*Data entries:*
==========

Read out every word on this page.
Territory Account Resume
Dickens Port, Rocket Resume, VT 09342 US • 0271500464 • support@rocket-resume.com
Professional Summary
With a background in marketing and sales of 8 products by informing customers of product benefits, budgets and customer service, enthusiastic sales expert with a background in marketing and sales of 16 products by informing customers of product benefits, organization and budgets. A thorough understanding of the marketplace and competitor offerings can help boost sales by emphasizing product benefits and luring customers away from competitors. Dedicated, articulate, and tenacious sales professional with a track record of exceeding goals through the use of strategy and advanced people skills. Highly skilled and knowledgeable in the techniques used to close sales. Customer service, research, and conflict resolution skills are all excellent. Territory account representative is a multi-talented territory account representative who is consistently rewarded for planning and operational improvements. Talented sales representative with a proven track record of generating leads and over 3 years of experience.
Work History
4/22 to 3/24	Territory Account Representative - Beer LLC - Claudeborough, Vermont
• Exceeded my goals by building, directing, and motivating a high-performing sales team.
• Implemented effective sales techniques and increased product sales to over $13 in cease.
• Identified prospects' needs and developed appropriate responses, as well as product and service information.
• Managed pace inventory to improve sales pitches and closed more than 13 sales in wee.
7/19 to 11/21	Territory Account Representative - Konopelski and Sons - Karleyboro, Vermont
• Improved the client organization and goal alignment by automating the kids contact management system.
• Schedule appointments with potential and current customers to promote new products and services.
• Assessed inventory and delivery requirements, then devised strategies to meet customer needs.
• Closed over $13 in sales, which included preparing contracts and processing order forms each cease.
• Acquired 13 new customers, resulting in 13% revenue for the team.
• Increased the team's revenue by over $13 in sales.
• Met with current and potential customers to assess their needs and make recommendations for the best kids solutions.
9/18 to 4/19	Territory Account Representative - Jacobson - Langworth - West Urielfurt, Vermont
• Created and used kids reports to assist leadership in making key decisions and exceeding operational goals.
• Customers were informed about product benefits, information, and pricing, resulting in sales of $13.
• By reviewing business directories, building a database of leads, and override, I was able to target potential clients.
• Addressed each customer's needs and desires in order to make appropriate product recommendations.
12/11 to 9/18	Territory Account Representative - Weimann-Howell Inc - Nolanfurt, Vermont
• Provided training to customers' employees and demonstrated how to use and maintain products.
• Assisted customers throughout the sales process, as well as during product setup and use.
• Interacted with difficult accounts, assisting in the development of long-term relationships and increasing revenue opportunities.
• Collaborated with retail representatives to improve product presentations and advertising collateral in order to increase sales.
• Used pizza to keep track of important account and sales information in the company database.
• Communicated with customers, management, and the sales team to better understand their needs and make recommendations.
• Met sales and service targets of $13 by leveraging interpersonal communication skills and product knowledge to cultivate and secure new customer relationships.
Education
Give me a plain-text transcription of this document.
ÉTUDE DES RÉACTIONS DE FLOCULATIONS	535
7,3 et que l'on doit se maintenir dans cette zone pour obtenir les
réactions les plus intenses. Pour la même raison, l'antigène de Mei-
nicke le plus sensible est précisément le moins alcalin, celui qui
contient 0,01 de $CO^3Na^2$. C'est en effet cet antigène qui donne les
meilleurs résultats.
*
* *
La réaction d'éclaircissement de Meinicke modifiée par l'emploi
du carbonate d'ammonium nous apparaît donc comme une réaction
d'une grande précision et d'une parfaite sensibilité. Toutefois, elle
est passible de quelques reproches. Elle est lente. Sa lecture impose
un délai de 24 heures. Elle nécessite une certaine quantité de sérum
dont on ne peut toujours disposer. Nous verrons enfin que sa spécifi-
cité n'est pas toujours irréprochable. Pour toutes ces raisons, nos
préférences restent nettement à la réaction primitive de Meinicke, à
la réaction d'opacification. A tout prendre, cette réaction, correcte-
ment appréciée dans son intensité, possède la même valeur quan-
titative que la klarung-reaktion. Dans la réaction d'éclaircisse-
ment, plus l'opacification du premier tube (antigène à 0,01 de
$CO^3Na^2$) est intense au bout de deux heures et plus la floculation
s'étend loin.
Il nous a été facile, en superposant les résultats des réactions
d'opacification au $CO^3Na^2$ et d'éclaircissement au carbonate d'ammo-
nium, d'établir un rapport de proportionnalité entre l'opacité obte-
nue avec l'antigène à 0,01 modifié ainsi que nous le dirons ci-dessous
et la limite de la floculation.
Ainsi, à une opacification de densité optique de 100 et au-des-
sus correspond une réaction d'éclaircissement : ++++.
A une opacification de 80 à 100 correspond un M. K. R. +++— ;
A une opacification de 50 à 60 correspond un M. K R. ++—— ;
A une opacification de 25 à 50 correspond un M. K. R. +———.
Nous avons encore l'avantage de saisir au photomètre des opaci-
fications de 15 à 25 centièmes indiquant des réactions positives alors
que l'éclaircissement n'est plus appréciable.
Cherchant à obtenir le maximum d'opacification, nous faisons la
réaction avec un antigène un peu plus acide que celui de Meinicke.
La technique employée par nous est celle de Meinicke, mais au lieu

==========

*Problem description:*
Repeat the material above in full, keeping every word.

*Written reply:*
Read out every word on this page.
Territory Account Resume
Dickens Port, Rocket Resume, VT 09342 US • 0271500464 • support@rocket-resume.com
Professional Summary
With a background in marketing and sales of 8 products by informing customers of product benefits, budgets and customer service, enthusiastic sales expert with a background in marketing and sales of 16 products by informing customers of product benefits, organization and budgets. A thorough understanding of the marketplace and competitor offerings can help boost sales by emphasizing product benefits and luring customers away from competitors. Dedicated, articulate, and tenacious sales professional with a track record of exceeding goals through the use of strategy and advanced people skills. Highly skilled and knowledgeable in the techniques used to close sales. Customer service, research, and conflict resolution skills are all excellent. Territory account representative is a multi-talented territory account representative who is consistently rewarded for planning and operational improvements. Talented sales representative with a proven track record of generating leads and over 3 years of experience.
Work History
4/22 to 3/24	Territory Account Representative - Beer LLC - Claudeborough, Vermont
• Exceeded my goals by building, directing, and motivating a high-performing sales team.
• Implemented effective sales techniques and increased product sales to over $13 in cease.
• Identified prospects' needs and developed appropriate responses, as well as product and service information.
• Managed pace inventory to improve sales pitches and closed more than 13 sales in wee.
7/19 to 11/21	Territory Account Representative - Konopelski and Sons - Karleyboro, Vermont
• Improved the client organization and goal alignment by automating the kids contact management system.
• Schedule appointments with potential and current customers to promote new products and services.
• Assessed inventory and delivery requirements, then devised strategies to meet customer needs.
• Closed over $13 in sales, which included preparing contracts and processing order forms each cease.
• Acquired 13 new customers, resulting in 13% revenue for the team.
• Increased the team's revenue by over $13 in sales.
• Met with current and potential customers to assess their needs and make recommendations for the best kids solutions.
9/18 to 4/19	Territory Account Representative - Jacobson - Langworth - West Urielfurt, Vermont
• Created and used kids reports to assist leadership in making key decisions and exceeding operational goals.
• Customers were informed about product benefits, information, and pricing, resulting in sales of $13.
• By reviewing business directories, building a database of leads, and override, I was able to target potential clients.
• Addressed each customer's needs and desires in order to make appropriate product recommendations.
12/11 to 9/18	Territory Account Representative - Weimann-Howell Inc - Nolanfurt, Vermont
• Provided training to customers' employees and demonstrated how to use and maintain products.
• Assisted customers throughout the sales process, as well as during product setup and use.
• Interacted with difficult accounts, assisting in the development of long-term relationships and increasing revenue opportunities.
• Collaborated with retail representatives to improve product presentations and advertising collateral in order to increase sales.
• Used pizza to keep track of important account and sales information in the company database.
• Communicated with customers, management, and the sales team to better understand their needs and make recommendations.
• Met sales and service targets of $13 by leveraging interpersonal communication skills and product knowledge to cultivate and secure new customer relationships.
Education
Give me a plain-text transcription of this document.
ÉTUDE DES RÉACTIONS DE FLOCULATIONS	535
7,3 et que l'on doit se maintenir dans cette zone pour obtenir les
réactions les plus intenses. Pour la même raison, l'antigène de Mei-
nicke le plus sensible est précisément le moins alcalin, celui qui
contient 0,01 de $CO^3Na^2$. C'est en effet cet antigène qui donne les
meilleurs résultats.
*
* *
La réaction d'éclaircissement de Meinicke modifiée par l'emploi
du carbonate d'ammonium nous apparaît donc comme une réaction
d'une grande précision et d'une parfaite sensibilité. Toutefois, elle
est passible de quelques reproches. Elle est lente. Sa lecture impose
un délai de 24 heures. Elle nécessite une certaine quantité de sérum
dont on ne peut toujours disposer. Nous verrons enfin que sa spécifi-
cité n'est pas toujours irréprochable. Pour toutes ces raisons, nos
préférences restent nettement à la réaction primitive de Meinicke, à
la réaction d'opacification. A tout prendre, cette réaction, correcte-
ment appréciée dans son intensité, possède la même valeur quan-
titative que la klarung-reaktion. Dans la réaction d'éclaircisse-
ment, plus l'opacification du premier tube (antigène à 0,01 de
$CO^3Na^2$) est intense au bout de deux heures et plus la floculation
s'étend loin.
Il nous a été facile, en superposant les résultats des réactions
d'opacification au $CO^3Na^2$ et d'éclaircissement au carbonate d'ammo-
nium, d'établir un rapport de proportionnalité entre l'opacité obte-
nue avec l'antigène à 0,01 modifié ainsi que nous le dirons ci-dessous
et la limite de la floculation.
Ainsi, à une opacification de densité optique de 100 et au-des-
sus correspond une réaction d'éclaircissement : ++++.
A une opacification de 80 à 100 correspond un M. K. R. +++— ;
A une opacification de 50 à 60 correspond un M. K R. ++—— ;
A une opacification de 25 à 50 correspond un M. K. R. +———.
Nous avons encore l'avantage de saisir au photomètre des opaci-
fications de 15 à 25 centièmes indiquant des réactions positives alors
que l'éclaircissement n'est plus appréciable.
Cherchant à obtenir le maximum d'opacification, nous faisons la
réaction avec un antigène un peu plus acide que celui de Meinicke.
La technique employée par nous est celle de Meinicke, mais au lieu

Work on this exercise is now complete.